▸ **YOUR OBJECTIVE**: Please state how many lines in the records that follow include "FITC", with no other output.

▸ **MATERIAL SHOWN**:

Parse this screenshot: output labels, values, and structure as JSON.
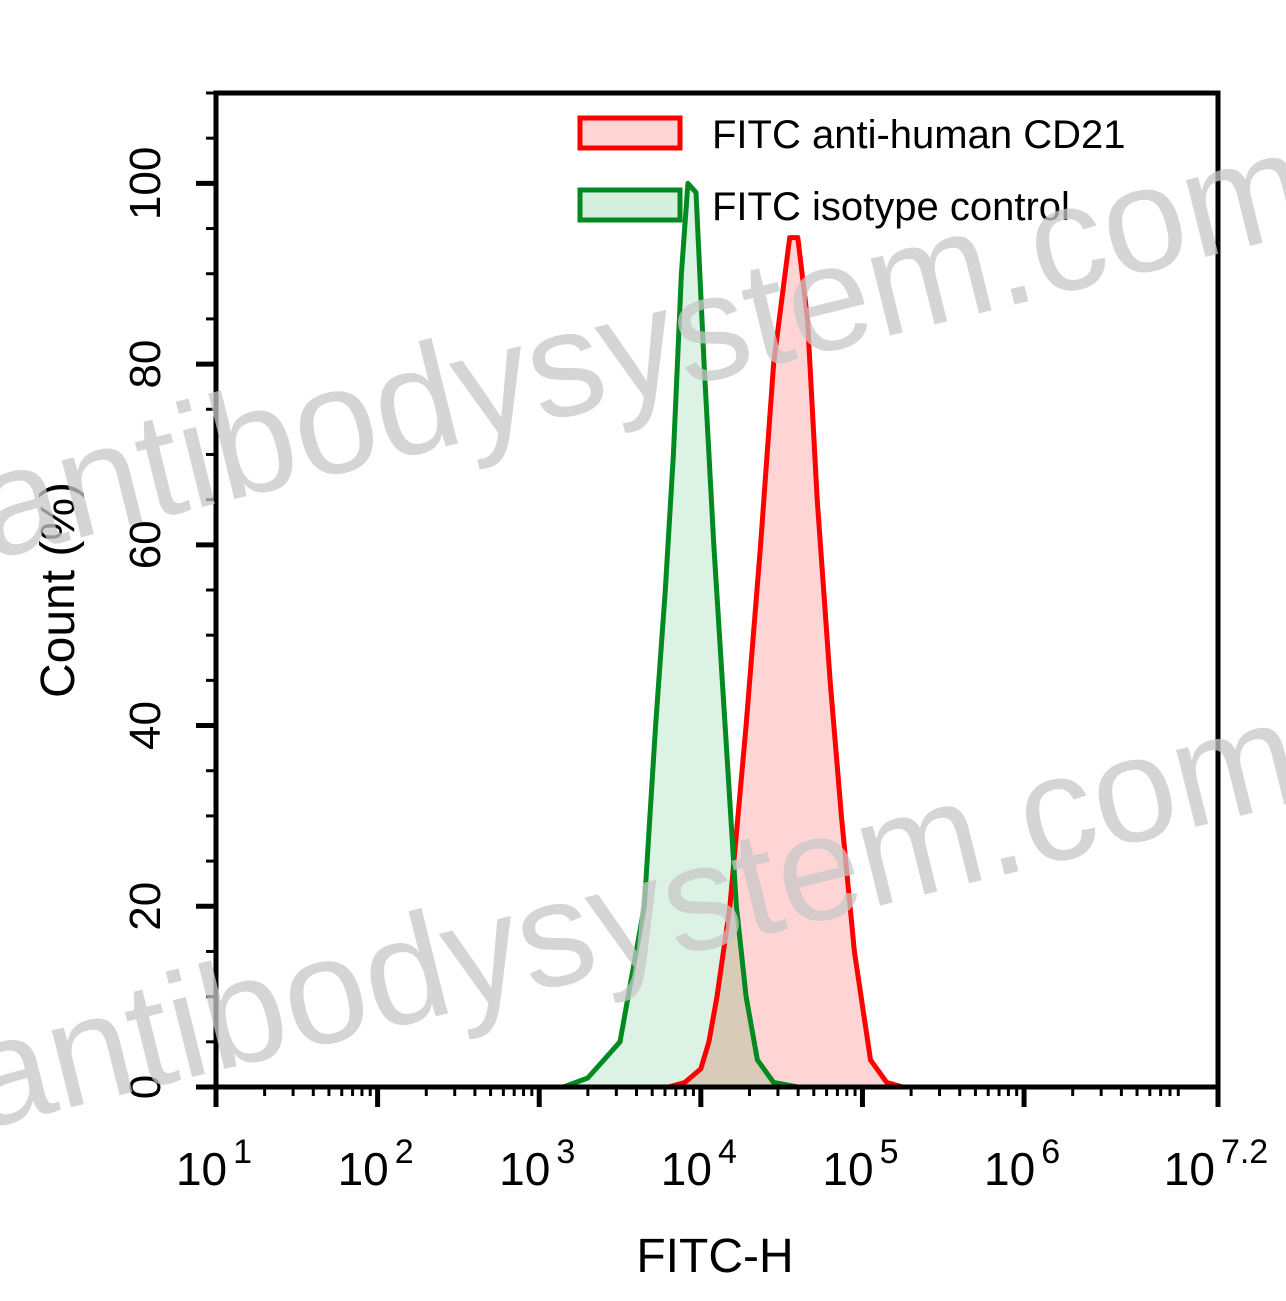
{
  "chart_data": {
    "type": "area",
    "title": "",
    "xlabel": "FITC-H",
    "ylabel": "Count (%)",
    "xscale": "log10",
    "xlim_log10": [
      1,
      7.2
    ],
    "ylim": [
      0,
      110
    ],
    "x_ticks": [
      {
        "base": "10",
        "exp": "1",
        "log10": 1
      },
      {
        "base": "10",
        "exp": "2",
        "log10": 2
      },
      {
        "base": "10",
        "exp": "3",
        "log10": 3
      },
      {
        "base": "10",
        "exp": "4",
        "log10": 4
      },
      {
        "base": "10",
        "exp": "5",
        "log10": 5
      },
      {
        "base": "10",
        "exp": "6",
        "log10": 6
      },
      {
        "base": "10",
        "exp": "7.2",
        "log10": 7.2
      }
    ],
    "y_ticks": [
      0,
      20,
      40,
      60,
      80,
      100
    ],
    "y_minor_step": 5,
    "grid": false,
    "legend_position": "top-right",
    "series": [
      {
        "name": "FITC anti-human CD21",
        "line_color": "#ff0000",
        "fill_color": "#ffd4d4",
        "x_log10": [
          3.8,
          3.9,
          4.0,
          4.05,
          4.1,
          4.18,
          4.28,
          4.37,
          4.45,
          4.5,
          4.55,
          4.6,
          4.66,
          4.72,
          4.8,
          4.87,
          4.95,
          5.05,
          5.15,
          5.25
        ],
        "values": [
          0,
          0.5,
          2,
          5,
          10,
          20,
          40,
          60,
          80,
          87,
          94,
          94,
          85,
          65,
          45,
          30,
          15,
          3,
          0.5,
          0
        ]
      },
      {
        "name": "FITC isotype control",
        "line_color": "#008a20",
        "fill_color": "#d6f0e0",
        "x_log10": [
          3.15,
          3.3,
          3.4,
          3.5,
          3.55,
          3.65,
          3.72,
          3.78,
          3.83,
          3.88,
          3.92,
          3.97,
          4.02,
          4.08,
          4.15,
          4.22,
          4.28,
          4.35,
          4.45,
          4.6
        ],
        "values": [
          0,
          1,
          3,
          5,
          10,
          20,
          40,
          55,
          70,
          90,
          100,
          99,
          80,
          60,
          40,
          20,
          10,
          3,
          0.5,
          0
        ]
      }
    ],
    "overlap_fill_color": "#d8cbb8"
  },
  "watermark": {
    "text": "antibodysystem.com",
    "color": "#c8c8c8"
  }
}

▸ **OUTPUT FOR THIS TASK**: 3